Task goal: Write out each entry, exactly the way it appears.

Structured figure records:
— start —

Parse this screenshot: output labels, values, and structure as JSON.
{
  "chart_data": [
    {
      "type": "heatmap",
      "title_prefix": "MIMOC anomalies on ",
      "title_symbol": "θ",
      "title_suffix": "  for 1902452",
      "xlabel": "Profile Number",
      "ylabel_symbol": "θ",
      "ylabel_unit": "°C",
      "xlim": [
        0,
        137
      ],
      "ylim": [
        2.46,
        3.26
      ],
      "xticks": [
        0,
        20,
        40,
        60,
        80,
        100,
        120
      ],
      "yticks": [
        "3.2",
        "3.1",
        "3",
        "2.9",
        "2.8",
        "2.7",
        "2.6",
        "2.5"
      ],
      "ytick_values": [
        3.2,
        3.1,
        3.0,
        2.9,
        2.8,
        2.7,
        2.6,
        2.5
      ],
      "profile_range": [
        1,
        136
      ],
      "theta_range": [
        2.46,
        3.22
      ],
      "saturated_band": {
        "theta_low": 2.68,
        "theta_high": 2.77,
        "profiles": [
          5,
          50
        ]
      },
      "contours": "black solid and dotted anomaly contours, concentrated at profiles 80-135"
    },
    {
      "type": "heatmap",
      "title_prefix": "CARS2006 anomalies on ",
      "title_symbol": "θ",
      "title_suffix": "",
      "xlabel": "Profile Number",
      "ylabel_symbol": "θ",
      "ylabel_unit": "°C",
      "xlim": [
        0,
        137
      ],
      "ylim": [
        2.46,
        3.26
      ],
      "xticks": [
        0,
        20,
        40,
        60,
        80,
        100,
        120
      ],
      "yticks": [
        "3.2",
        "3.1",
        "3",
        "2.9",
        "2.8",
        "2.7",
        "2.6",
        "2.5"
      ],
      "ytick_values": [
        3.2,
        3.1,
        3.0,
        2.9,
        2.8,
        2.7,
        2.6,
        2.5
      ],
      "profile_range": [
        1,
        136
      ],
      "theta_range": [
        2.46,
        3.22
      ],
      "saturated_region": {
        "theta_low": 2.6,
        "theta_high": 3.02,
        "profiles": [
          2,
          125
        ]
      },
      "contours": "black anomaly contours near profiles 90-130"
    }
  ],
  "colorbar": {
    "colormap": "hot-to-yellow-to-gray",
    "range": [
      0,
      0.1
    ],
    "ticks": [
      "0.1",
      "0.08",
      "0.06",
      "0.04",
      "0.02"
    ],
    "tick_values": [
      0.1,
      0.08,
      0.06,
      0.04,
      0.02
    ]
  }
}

— end —

Solution to this exercise:
Parse this screenshot: output labels, values, and structure as JSON.
{
  "chart_data": [
    {
      "type": "heatmap",
      "title_prefix": "MIMOC anomalies on ",
      "title_symbol": "θ",
      "title_suffix": "  for 1902452",
      "xlabel": "Profile Number",
      "ylabel_symbol": "θ",
      "ylabel_unit": "°C",
      "xlim": [
        0,
        137
      ],
      "ylim": [
        2.46,
        3.26
      ],
      "xticks": [
        0,
        20,
        40,
        60,
        80,
        100,
        120
      ],
      "yticks": [
        "3.2",
        "3.1",
        "3",
        "2.9",
        "2.8",
        "2.7",
        "2.6",
        "2.5"
      ],
      "ytick_values": [
        3.2,
        3.1,
        3.0,
        2.9,
        2.8,
        2.7,
        2.6,
        2.5
      ],
      "profile_range": [
        1,
        136
      ],
      "theta_range": [
        2.46,
        3.22
      ],
      "saturated_band": {
        "theta_low": 2.68,
        "theta_high": 2.77,
        "profiles": [
          5,
          50
        ]
      },
      "contours": "black solid and dotted anomaly contours, concentrated at profiles 80-135"
    },
    {
      "type": "heatmap",
      "title_prefix": "CARS2006 anomalies on ",
      "title_symbol": "θ",
      "title_suffix": "",
      "xlabel": "Profile Number",
      "ylabel_symbol": "θ",
      "ylabel_unit": "°C",
      "xlim": [
        0,
        137
      ],
      "ylim": [
        2.46,
        3.26
      ],
      "xticks": [
        0,
        20,
        40,
        60,
        80,
        100,
        120
      ],
      "yticks": [
        "3.2",
        "3.1",
        "3",
        "2.9",
        "2.8",
        "2.7",
        "2.6",
        "2.5"
      ],
      "ytick_values": [
        3.2,
        3.1,
        3.0,
        2.9,
        2.8,
        2.7,
        2.6,
        2.5
      ],
      "profile_range": [
        1,
        136
      ],
      "theta_range": [
        2.46,
        3.22
      ],
      "saturated_region": {
        "theta_low": 2.6,
        "theta_high": 3.02,
        "profiles": [
          2,
          125
        ]
      },
      "contours": "black anomaly contours near profiles 90-130"
    }
  ],
  "colorbar": {
    "colormap": "hot-to-yellow-to-gray",
    "range": [
      0,
      0.1
    ],
    "ticks": [
      "0.1",
      "0.08",
      "0.06",
      "0.04",
      "0.02"
    ],
    "tick_values": [
      0.1,
      0.08,
      0.06,
      0.04,
      0.02
    ]
  }
}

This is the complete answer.